*TASK GOAL*
Copy the material below verbatim, line for line.

──────── INPUT ROWS ────────

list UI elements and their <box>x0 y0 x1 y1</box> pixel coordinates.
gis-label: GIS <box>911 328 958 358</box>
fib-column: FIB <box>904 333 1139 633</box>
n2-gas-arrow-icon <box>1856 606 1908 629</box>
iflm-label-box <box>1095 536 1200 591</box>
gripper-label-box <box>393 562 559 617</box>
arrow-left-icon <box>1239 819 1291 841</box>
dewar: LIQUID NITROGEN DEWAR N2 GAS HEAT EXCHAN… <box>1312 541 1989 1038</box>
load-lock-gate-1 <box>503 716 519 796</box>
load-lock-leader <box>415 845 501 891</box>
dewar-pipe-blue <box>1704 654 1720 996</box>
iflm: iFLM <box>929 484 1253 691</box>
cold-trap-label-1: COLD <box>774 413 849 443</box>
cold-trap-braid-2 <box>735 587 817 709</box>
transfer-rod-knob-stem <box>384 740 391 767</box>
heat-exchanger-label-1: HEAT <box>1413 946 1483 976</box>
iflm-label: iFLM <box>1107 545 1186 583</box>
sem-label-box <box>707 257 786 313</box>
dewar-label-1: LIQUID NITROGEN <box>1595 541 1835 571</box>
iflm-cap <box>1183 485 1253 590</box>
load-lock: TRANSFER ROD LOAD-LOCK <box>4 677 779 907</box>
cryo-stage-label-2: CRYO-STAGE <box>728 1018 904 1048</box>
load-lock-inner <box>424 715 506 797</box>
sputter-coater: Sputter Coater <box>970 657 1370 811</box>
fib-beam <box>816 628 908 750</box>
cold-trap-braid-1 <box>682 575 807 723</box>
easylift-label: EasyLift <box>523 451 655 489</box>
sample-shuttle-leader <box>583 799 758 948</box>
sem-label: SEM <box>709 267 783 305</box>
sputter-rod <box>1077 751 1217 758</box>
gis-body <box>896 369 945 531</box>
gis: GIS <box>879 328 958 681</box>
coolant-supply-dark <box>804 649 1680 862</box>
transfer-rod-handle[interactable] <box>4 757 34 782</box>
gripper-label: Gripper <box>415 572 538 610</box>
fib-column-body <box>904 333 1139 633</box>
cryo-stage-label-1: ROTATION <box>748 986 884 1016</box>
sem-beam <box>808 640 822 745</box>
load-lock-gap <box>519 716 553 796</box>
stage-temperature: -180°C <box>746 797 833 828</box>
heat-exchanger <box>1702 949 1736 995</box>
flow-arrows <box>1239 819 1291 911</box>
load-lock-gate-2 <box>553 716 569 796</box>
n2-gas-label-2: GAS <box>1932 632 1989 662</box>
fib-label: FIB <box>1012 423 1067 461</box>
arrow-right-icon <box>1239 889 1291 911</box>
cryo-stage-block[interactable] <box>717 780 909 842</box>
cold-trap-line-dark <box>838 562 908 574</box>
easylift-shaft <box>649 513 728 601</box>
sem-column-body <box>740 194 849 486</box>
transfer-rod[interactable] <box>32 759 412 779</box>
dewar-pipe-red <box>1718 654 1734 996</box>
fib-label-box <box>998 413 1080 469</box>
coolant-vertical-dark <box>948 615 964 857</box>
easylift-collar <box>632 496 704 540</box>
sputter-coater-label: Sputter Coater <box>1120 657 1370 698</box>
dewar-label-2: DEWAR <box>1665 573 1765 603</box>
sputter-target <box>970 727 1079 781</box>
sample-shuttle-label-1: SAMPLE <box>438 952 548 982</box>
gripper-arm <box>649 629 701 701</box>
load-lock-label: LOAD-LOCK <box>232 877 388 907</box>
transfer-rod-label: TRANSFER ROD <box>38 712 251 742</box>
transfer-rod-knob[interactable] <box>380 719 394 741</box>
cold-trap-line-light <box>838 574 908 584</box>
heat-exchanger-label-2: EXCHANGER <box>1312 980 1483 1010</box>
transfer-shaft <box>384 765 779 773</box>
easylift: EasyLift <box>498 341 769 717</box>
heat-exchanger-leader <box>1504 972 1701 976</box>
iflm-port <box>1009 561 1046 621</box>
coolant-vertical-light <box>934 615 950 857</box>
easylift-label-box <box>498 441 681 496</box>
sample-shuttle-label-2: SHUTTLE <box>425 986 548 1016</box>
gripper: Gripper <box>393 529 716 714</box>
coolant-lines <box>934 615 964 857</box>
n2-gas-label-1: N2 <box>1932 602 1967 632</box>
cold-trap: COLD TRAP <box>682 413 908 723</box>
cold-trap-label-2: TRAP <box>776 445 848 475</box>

────────

*WRITTEN ANSWER*
list UI elements and their <box>x0 y0 x1 y1</box> pixel coordinates.
gis-label: GIS <box>911 328 958 358</box>
fib-column: FIB <box>904 333 1139 633</box>
n2-gas-arrow-icon <box>1856 606 1908 629</box>
iflm-label-box <box>1095 536 1200 591</box>
gripper-label-box <box>393 562 559 617</box>
arrow-left-icon <box>1239 819 1291 841</box>
dewar: LIQUID NITROGEN DEWAR N2 GAS HEAT EXCHAN… <box>1312 541 1989 1038</box>
load-lock-gate-1 <box>503 716 519 796</box>
load-lock-leader <box>415 845 501 891</box>
dewar-pipe-blue <box>1704 654 1720 996</box>
iflm: iFLM <box>929 484 1253 691</box>
cold-trap-label-1: COLD <box>774 413 849 443</box>
cold-trap-braid-2 <box>735 587 817 709</box>
transfer-rod-knob-stem <box>384 740 391 767</box>
heat-exchanger-label-1: HEAT <box>1413 946 1483 976</box>
iflm-label: iFLM <box>1107 545 1186 583</box>
sem-label-box <box>707 257 786 313</box>
dewar-label-1: LIQUID NITROGEN <box>1595 541 1835 571</box>
iflm-cap <box>1183 485 1253 590</box>
load-lock: TRANSFER ROD LOAD-LOCK <box>4 677 779 907</box>
cryo-stage-label-2: CRYO-STAGE <box>728 1018 904 1048</box>
load-lock-inner <box>424 715 506 797</box>
sputter-coater: Sputter Coater <box>970 657 1370 811</box>
fib-beam <box>816 628 908 750</box>
cold-trap-braid-1 <box>682 575 807 723</box>
easylift-label: EasyLift <box>523 451 655 489</box>
sample-shuttle-leader <box>583 799 758 948</box>
sem-label: SEM <box>709 267 783 305</box>
sputter-rod <box>1077 751 1217 758</box>
gis-body <box>896 369 945 531</box>
gis: GIS <box>879 328 958 681</box>
coolant-supply-dark <box>804 649 1680 862</box>
transfer-rod-handle[interactable] <box>4 757 34 782</box>
gripper-label: Gripper <box>415 572 538 610</box>
fib-column-body <box>904 333 1139 633</box>
cryo-stage-label-1: ROTATION <box>748 986 884 1016</box>
sem-beam <box>808 640 822 745</box>
load-lock-gap <box>519 716 553 796</box>
stage-temperature: -180°C <box>746 797 833 828</box>
heat-exchanger <box>1702 949 1736 995</box>
flow-arrows <box>1239 819 1291 911</box>
load-lock-gate-2 <box>553 716 569 796</box>
n2-gas-label-2: GAS <box>1932 632 1989 662</box>
fib-label: FIB <box>1012 423 1067 461</box>
arrow-right-icon <box>1239 889 1291 911</box>
cryo-stage-block[interactable] <box>717 780 909 842</box>
cold-trap-line-dark <box>838 562 908 574</box>
easylift-shaft <box>649 513 728 601</box>
sem-column-body <box>740 194 849 486</box>
transfer-rod[interactable] <box>32 759 412 779</box>
dewar-pipe-red <box>1718 654 1734 996</box>
fib-label-box <box>998 413 1080 469</box>
coolant-vertical-dark <box>948 615 964 857</box>
easylift-collar <box>632 496 704 540</box>
sputter-coater-label: Sputter Coater <box>1120 657 1370 698</box>
dewar-label-2: DEWAR <box>1665 573 1765 603</box>
sputter-target <box>970 727 1079 781</box>
sample-shuttle-label-1: SAMPLE <box>438 952 548 982</box>
gripper-arm <box>649 629 701 701</box>
load-lock-label: LOAD-LOCK <box>232 877 388 907</box>
transfer-rod-label: TRANSFER ROD <box>38 712 251 742</box>
transfer-rod-knob[interactable] <box>380 719 394 741</box>
cold-trap-line-light <box>838 574 908 584</box>
heat-exchanger-label-2: EXCHANGER <box>1312 980 1483 1010</box>
transfer-shaft <box>384 765 779 773</box>
easylift: EasyLift <box>498 341 769 717</box>
heat-exchanger-leader <box>1504 972 1701 976</box>
iflm-port <box>1009 561 1046 621</box>
coolant-vertical-light <box>934 615 950 857</box>
easylift-label-box <box>498 441 681 496</box>
sample-shuttle-label-2: SHUTTLE <box>425 986 548 1016</box>
gripper: Gripper <box>393 529 716 714</box>
coolant-lines <box>934 615 964 857</box>
n2-gas-label-1: N2 <box>1932 602 1967 632</box>
cold-trap: COLD TRAP <box>682 413 908 723</box>
cold-trap-label-2: TRAP <box>776 445 848 475</box>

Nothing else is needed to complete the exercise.